[[ Data shown open ]]

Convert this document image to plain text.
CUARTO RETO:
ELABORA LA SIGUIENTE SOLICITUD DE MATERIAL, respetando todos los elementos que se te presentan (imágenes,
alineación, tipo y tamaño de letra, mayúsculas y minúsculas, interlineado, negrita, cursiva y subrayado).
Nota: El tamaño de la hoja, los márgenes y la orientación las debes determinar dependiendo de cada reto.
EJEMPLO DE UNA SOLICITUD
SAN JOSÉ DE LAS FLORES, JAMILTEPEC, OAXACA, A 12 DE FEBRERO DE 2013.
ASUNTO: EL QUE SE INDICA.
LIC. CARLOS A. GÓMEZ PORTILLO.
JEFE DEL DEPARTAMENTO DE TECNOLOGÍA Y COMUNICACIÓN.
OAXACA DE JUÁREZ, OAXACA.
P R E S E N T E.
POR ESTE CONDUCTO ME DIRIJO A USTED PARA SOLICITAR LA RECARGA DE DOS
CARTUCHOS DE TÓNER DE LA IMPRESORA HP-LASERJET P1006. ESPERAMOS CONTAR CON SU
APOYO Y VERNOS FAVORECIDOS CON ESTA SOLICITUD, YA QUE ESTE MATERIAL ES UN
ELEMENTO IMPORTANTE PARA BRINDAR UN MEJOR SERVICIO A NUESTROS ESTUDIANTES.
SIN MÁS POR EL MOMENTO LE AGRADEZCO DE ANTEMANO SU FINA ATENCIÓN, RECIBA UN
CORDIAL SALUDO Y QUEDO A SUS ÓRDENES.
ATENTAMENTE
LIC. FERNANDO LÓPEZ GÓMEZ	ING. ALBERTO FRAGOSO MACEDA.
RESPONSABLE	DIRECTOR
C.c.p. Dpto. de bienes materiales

[[ Data shown closed ]]

Task to carry out |
If a line of the material contains the string "SOLICITUD", count it; give only the total.

Final answer |
3